● **TAREFA PROPOSTA 1**
Reescreva o trecho do texto sobre a reunião do Fed que vai de "Antes do anúncio, o" até "fértil para volatilidade.", inclusive, substituindo "sessão europeia" por "sessão asiática".
● **TAREFA PROPOSTA 2**
Diga se cada afirmação abaixo está de acordo com o texto sobre a reunião do Fed, respondendo sim ou não e citando as palavras decisivas do texto: (a) o Federal Reserve manteve a taxa básica de juros em 3,75%; (b) as vendas no varejo dos Estados Unidos avançaram 0,5% em base mensal em maio; (c) os estoques de petróleo bruto nos EUA caíram menos do que o projetado.
:: TRECHO DA FONTE ::
O Federal Reserve encerrou nesta quarta-feira sua reunião do FOMC mantendo a taxa básica de juros em 3,75%, resultado em linha com o consenso de mercado, conforme o FXStreet. A decisão, previsível em si mesma, não encerrou o debate mais relevante: o ritmo e a profundidade do ciclo de afrouxamento que o mercado precifica para os próximos trimestres.

Antes do anúncio, o Índice do Dólar (DXY) operava em faixa estreita ao redor dos 99,50 pontos durante a sessão europeia, com investidores optando por aguardar o desfecho da reunião de dois dias antes de assumir posições mais firmes, segundo o FXStreet. O compasso de espera no câmbio refletiu, com precisão, a ausência de clareza sobre os próximos passos do banco central americano — terreno fértil para volatilidade.

Os dados do varejo americano divulgados na mesma sessão ofereceram leitura incômoda para quem apostava em afrouxamento acelerado. As vendas no varejo dos Estados Unidos avançaram 0,9% em base mensal em maio, atingindo US$ 763,7 bilhões, de acordo com o Census Bureau, conforme reportado pelo FXStreet. O resultado superou com folga a projeção de mercado de +0,5% e acelerou frente à expansão de +0,5% registrada em abril. Na comparação anual, as vendas cresceram 6,9%. Consumidor ativo, em outras palavras, não requer estímulo monetário adicional — e o Fed sabe disso.

No mercado de energia, os estoques de petróleo bruto nos EUA recuaram 8,262 milhões de barris na semana encerrada em 12 de junho, segundo a EIA, ante projeção de queda de apenas 4,6 milhões, conforme o FXStreet. Reduções de estoques superiores ao esperado tendem a sinalizar demanda firme ou restrição de oferta — ambos com potencial de pressão sobre preços, o que reforça a postura cautelosa do Fed e dificulta o argumento por cortes mais agressivos.

Nesse contexto, os economistas do ABN AMRO discutem como eventuais mudanças na política do Federal Reserve podem influenciar o comportamento do dólar nos próximos meses, segundo o FXStreet — sinalização de que o mercado global permanece vigilante quanto ao ritmo do ciclo americano.

O cenário consolidado desta quarta-feira aponta para uma economia americana aquecida: consumo acima do esperado, estoques de energia em queda pronunciada e Fed sem pressa para cortar. Para empresas e investidores com exposição cambial, o dólar firme ao redor de 99,50 no DXY permanece como variável crítica a monitorar enquanto a indefinição sobre o caminho dos juros não se dissipa.
:::
:: ITENS FORNECIDOS ::
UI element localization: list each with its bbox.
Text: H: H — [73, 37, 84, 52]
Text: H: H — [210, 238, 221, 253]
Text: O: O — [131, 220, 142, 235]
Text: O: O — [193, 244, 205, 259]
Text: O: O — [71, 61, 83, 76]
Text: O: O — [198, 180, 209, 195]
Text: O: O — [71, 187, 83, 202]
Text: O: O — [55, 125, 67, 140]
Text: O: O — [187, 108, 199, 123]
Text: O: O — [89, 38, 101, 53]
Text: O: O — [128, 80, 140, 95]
:::
● **SOLUÇÃO DO EXERCÍCIO 1**
Antes do anúncio, o Índice do Dólar (DXY) operava em faixa estreita ao redor dos 99,50 pontos durante a sessão asiática, com investidores optando por aguardar o desfecho da reunião de dois dias antes de assumir posições mais firmes, segundo o FXStreet. O compasso de espera no câmbio refletiu, com precisão, a ausência de clareza sobre os próximos passos do banco central americano — terreno fértil para volatilidade.

● **SOLUÇÃO DO EXERCÍCIO 2**
(a) Sim: "mantendo a taxa básica de juros em 3,75%".
(b) Não: "avançaram 0,9% em base mensal em maio".
(c) Não: "recuaram 8,262 milhões de barris na semana encerrada em 12 de junho, segundo a EIA, ante projeção de queda de apenas 4,6 milhões".